start STORED DATA
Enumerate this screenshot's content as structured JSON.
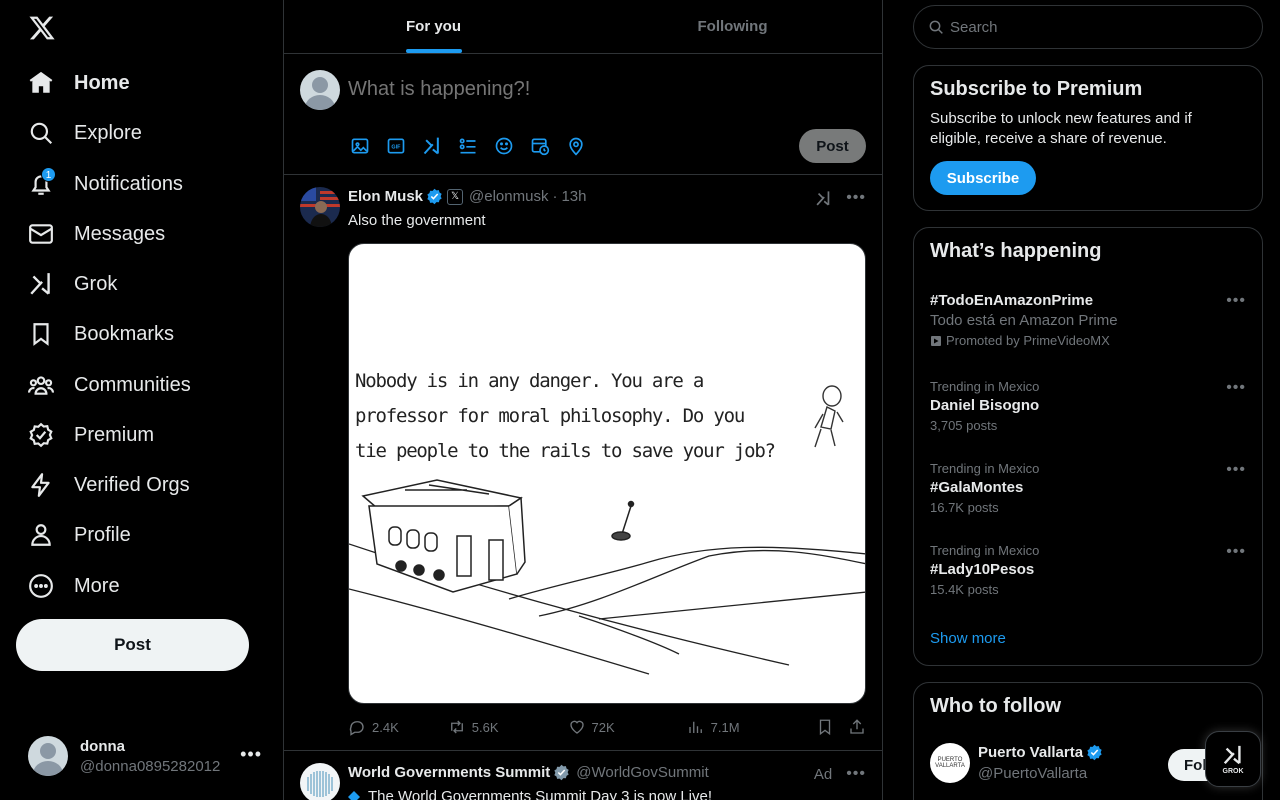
{
  "sidebar": {
    "logo": "x-logo-icon",
    "items": [
      {
        "label": "Home",
        "icon": "home-icon",
        "active": true
      },
      {
        "label": "Explore",
        "icon": "search-icon"
      },
      {
        "label": "Notifications",
        "icon": "bell-icon",
        "badge": "1"
      },
      {
        "label": "Messages",
        "icon": "envelope-icon"
      },
      {
        "label": "Grok",
        "icon": "grok-icon"
      },
      {
        "label": "Bookmarks",
        "icon": "bookmark-icon"
      },
      {
        "label": "Communities",
        "icon": "people-icon"
      },
      {
        "label": "Premium",
        "icon": "verified-badge-icon"
      },
      {
        "label": "Verified Orgs",
        "icon": "lightning-icon"
      },
      {
        "label": "Profile",
        "icon": "person-icon"
      },
      {
        "label": "More",
        "icon": "more-circle-icon"
      }
    ],
    "post_button": "Post",
    "account": {
      "name": "donna",
      "handle": "@donna0895282012"
    }
  },
  "main": {
    "tabs": [
      {
        "label": "For you",
        "active": true
      },
      {
        "label": "Following"
      }
    ],
    "composer": {
      "placeholder": "What is happening?!",
      "post_label": "Post"
    },
    "tweets": [
      {
        "name": "Elon Musk",
        "handle": "@elonmusk",
        "time": "13h",
        "text": "Also the government",
        "meme_text": "Nobody is in any danger. You are a professor for moral philosophy. Do you tie people to the rails to save your job?",
        "replies": "2.4K",
        "reposts": "5.6K",
        "likes": "72K",
        "views": "7.1M"
      },
      {
        "name": "World Governments Summit",
        "handle": "@WorldGovSummit",
        "ad_label": "Ad",
        "text": "The World Governments Summit Day 3 is now Live!"
      }
    ]
  },
  "right": {
    "search_placeholder": "Search",
    "premium": {
      "title": "Subscribe to Premium",
      "body": "Subscribe to unlock new features and if eligible, receive a share of revenue.",
      "button": "Subscribe"
    },
    "happening": {
      "title": "What’s happening",
      "promoted": {
        "name": "#TodoEnAmazonPrime",
        "subtitle": "Todo está en Amazon Prime",
        "promoted_by": "Promoted by PrimeVideoMX"
      },
      "trends": [
        {
          "context": "Trending in Mexico",
          "name": "Daniel Bisogno",
          "posts": "3,705 posts"
        },
        {
          "context": "Trending in Mexico",
          "name": "#GalaMontes",
          "posts": "16.7K posts"
        },
        {
          "context": "Trending in Mexico",
          "name": "#Lady10Pesos",
          "posts": "15.4K posts"
        }
      ],
      "show_more": "Show more"
    },
    "follow": {
      "title": "Who to follow",
      "name": "Puerto Vallarta",
      "handle": "@PuertoVallarta",
      "logo_text": "PUERTO VALLARTA",
      "button": "Follow"
    },
    "grok_fab": "GROK"
  },
  "colors": {
    "accent": "#1d9bf0",
    "background": "#000000",
    "border": "#2f3336",
    "muted": "#71767b",
    "text": "#e7e9ea"
  }
}
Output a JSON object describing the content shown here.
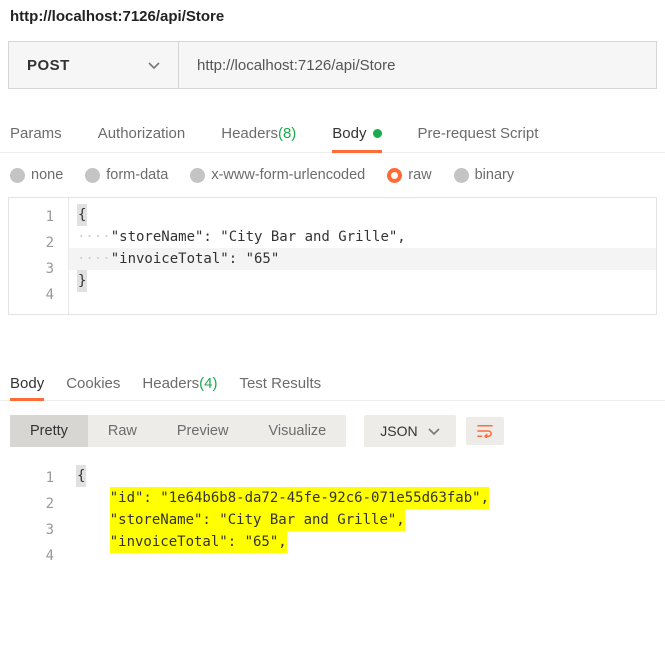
{
  "header": {
    "url_display": "http://localhost:7126/api/Store"
  },
  "request": {
    "method": "POST",
    "url": "http://localhost:7126/api/Store"
  },
  "tabs": {
    "params": "Params",
    "auth": "Authorization",
    "headers_label": "Headers ",
    "headers_count": "(8)",
    "body": "Body",
    "pre_request": "Pre-request Script"
  },
  "body_types": {
    "none": "none",
    "form_data": "form-data",
    "urlencoded": "x-www-form-urlencoded",
    "raw": "raw",
    "binary": "binary"
  },
  "request_body": {
    "lines": [
      "1",
      "2",
      "3",
      "4"
    ],
    "line1": "{",
    "indent": "····",
    "line2": "\"storeName\": \"City Bar and Grille\",",
    "line3": "\"invoiceTotal\": \"65\"",
    "line4": "}"
  },
  "response_tabs": {
    "body": "Body",
    "cookies": "Cookies",
    "headers_label": "Headers ",
    "headers_count": "(4)",
    "tests": "Test Results"
  },
  "view_modes": {
    "pretty": "Pretty",
    "raw": "Raw",
    "preview": "Preview",
    "visualize": "Visualize",
    "json": "JSON"
  },
  "response_body": {
    "lines": [
      "1",
      "2",
      "3",
      "4"
    ],
    "line1": "{",
    "indent": "    ",
    "line2": "\"id\": \"1e64b6b8-da72-45fe-92c6-071e55d63fab\",",
    "line3": "\"storeName\": \"City Bar and Grille\",",
    "line4": "\"invoiceTotal\": \"65\","
  }
}
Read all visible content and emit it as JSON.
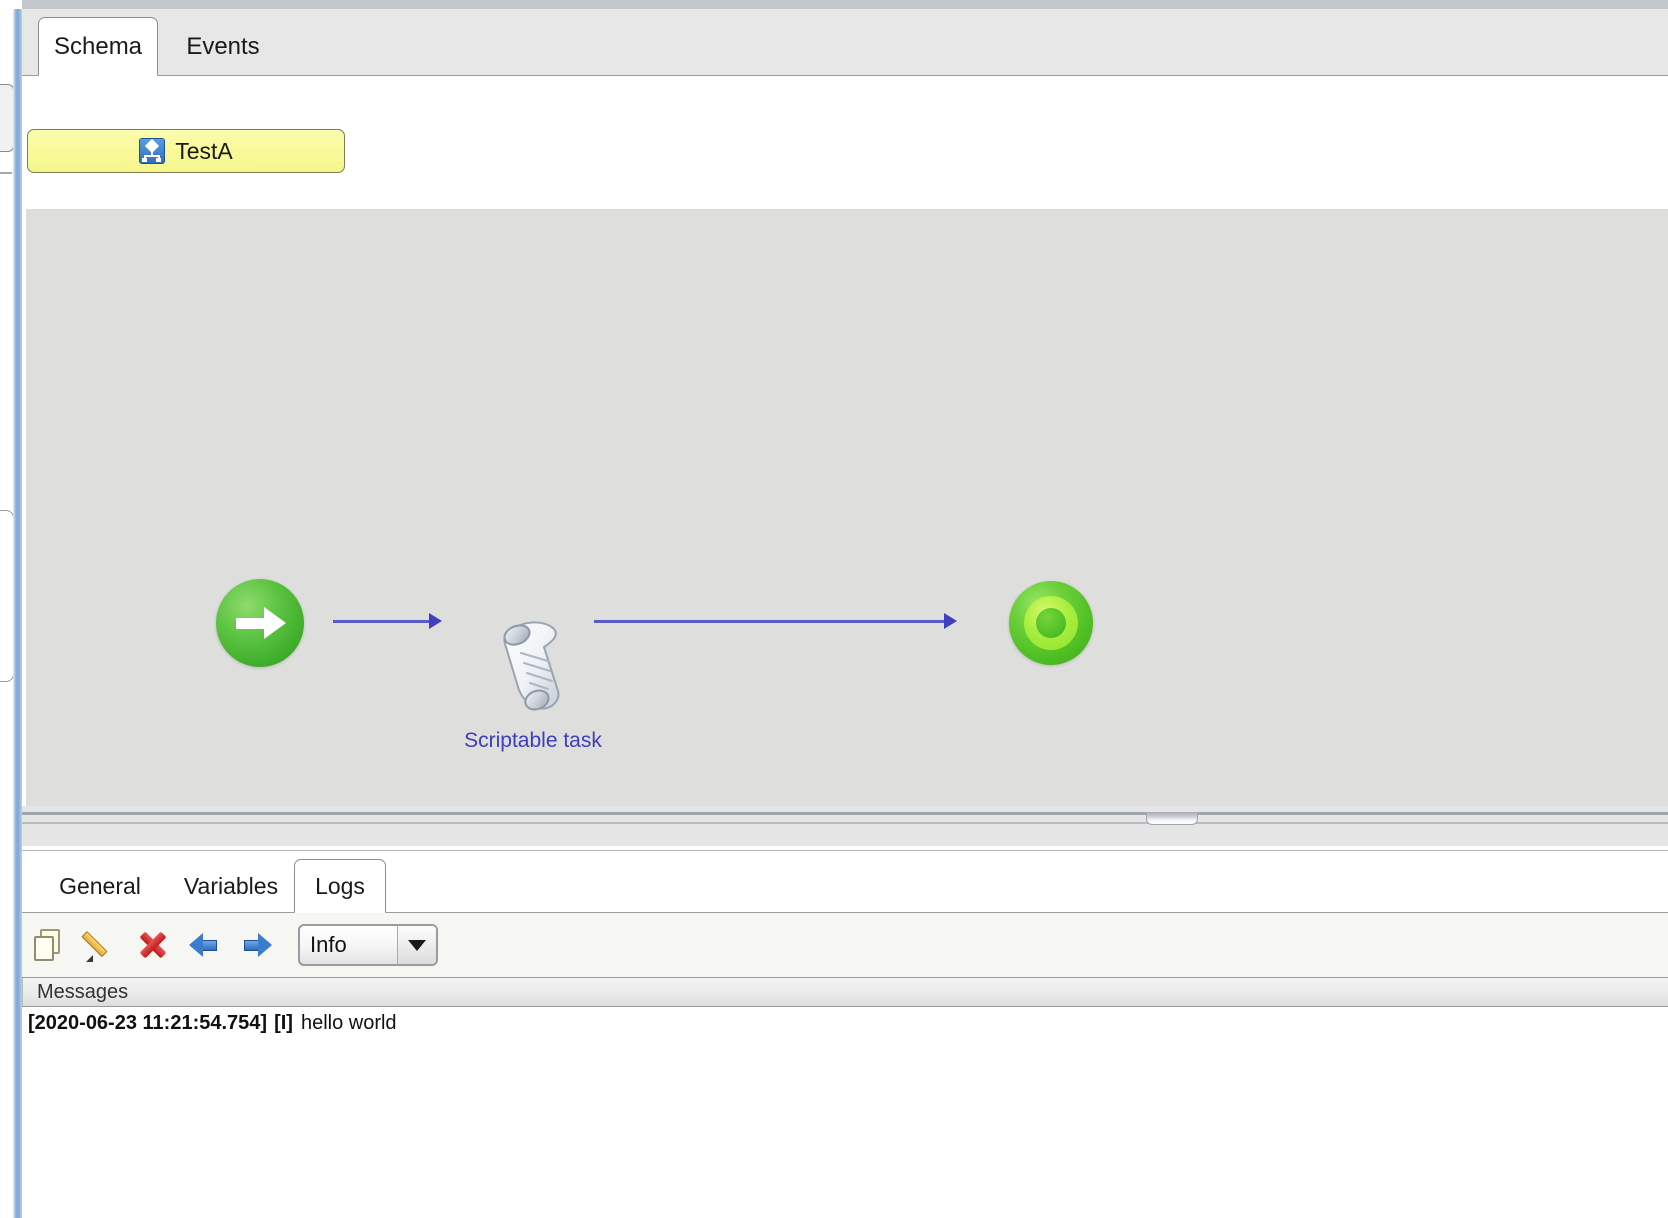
end STORED DATA
# [SHORT PROBLEM]
Repeat each entry exactly as given; no pictures belong in the copy.

# [RIGHT ANSWER]
Enumerate this screenshot's content as structured JSON.
{
  "sidebar": {
    "logo": "x-logo-icon",
    "items": [
      {
        "label": "Home",
        "icon": "home-icon",
        "active": true
      },
      {
        "label": "Explore",
        "icon": "search-icon"
      },
      {
        "label": "Notifications",
        "icon": "bell-icon",
        "badge": "1"
      },
      {
        "label": "Messages",
        "icon": "envelope-icon"
      },
      {
        "label": "Grok",
        "icon": "grok-icon"
      },
      {
        "label": "Bookmarks",
        "icon": "bookmark-icon"
      },
      {
        "label": "Communities",
        "icon": "people-icon"
      },
      {
        "label": "Premium",
        "icon": "verified-badge-icon"
      },
      {
        "label": "Verified Orgs",
        "icon": "lightning-icon"
      },
      {
        "label": "Profile",
        "icon": "person-icon"
      },
      {
        "label": "More",
        "icon": "more-circle-icon"
      }
    ],
    "post_button": "Post",
    "account": {
      "name": "donna",
      "handle": "@donna0895282012"
    }
  },
  "main": {
    "tabs": [
      {
        "label": "For you",
        "active": true
      },
      {
        "label": "Following"
      }
    ],
    "composer": {
      "placeholder": "What is happening?!",
      "post_label": "Post"
    },
    "tweets": [
      {
        "name": "Elon Musk",
        "handle": "@elonmusk",
        "time": "13h",
        "text": "Also the government",
        "meme_text": "Nobody is in any danger. You are a professor for moral philosophy. Do you tie people to the rails to save your job?",
        "replies": "2.4K",
        "reposts": "5.6K",
        "likes": "72K",
        "views": "7.1M"
      },
      {
        "name": "World Governments Summit",
        "handle": "@WorldGovSummit",
        "ad_label": "Ad",
        "text": "The World Governments Summit Day 3 is now Live!"
      }
    ]
  },
  "right": {
    "search_placeholder": "Search",
    "premium": {
      "title": "Subscribe to Premium",
      "body": "Subscribe to unlock new features and if eligible, receive a share of revenue.",
      "button": "Subscribe"
    },
    "happening": {
      "title": "What’s happening",
      "promoted": {
        "name": "#TodoEnAmazonPrime",
        "subtitle": "Todo está en Amazon Prime",
        "promoted_by": "Promoted by PrimeVideoMX"
      },
      "trends": [
        {
          "context": "Trending in Mexico",
          "name": "Daniel Bisogno",
          "posts": "3,705 posts"
        },
        {
          "context": "Trending in Mexico",
          "name": "#GalaMontes",
          "posts": "16.7K posts"
        },
        {
          "context": "Trending in Mexico",
          "name": "#Lady10Pesos",
          "posts": "15.4K posts"
        }
      ],
      "show_more": "Show more"
    },
    "follow": {
      "title": "Who to follow",
      "name": "Puerto Vallarta",
      "handle": "@PuertoVallarta",
      "logo_text": "PUERTO VALLARTA",
      "button": "Follow"
    },
    "grok_fab": "GROK"
  },
  "colors": {
    "accent": "#1d9bf0",
    "background": "#000000",
    "border": "#2f3336",
    "muted": "#71767b",
    "text": "#e7e9ea"
  }
}
Output a JSON object describing the content shown here.
{
  "header": {
    "url_display": "http://localhost:7126/api/Store"
  },
  "request": {
    "method": "POST",
    "url": "http://localhost:7126/api/Store"
  },
  "tabs": {
    "params": "Params",
    "auth": "Authorization",
    "headers_label": "Headers ",
    "headers_count": "(8)",
    "body": "Body",
    "pre_request": "Pre-request Script"
  },
  "body_types": {
    "none": "none",
    "form_data": "form-data",
    "urlencoded": "x-www-form-urlencoded",
    "raw": "raw",
    "binary": "binary"
  },
  "request_body": {
    "lines": [
      "1",
      "2",
      "3",
      "4"
    ],
    "line1": "{",
    "indent": "····",
    "line2": "\"storeName\": \"City Bar and Grille\",",
    "line3": "\"invoiceTotal\": \"65\"",
    "line4": "}"
  },
  "response_tabs": {
    "body": "Body",
    "cookies": "Cookies",
    "headers_label": "Headers ",
    "headers_count": "(4)",
    "tests": "Test Results"
  },
  "view_modes": {
    "pretty": "Pretty",
    "raw": "Raw",
    "preview": "Preview",
    "visualize": "Visualize",
    "json": "JSON"
  },
  "response_body": {
    "lines": [
      "1",
      "2",
      "3",
      "4"
    ],
    "line1": "{",
    "indent": "    ",
    "line2": "\"id\": \"1e64b6b8-da72-45fe-92c6-071e55d63fab\",",
    "line3": "\"storeName\": \"City Bar and Grille\",",
    "line4": "\"invoiceTotal\": \"65\","
  }
}
Read all visible content and emit it as JSON.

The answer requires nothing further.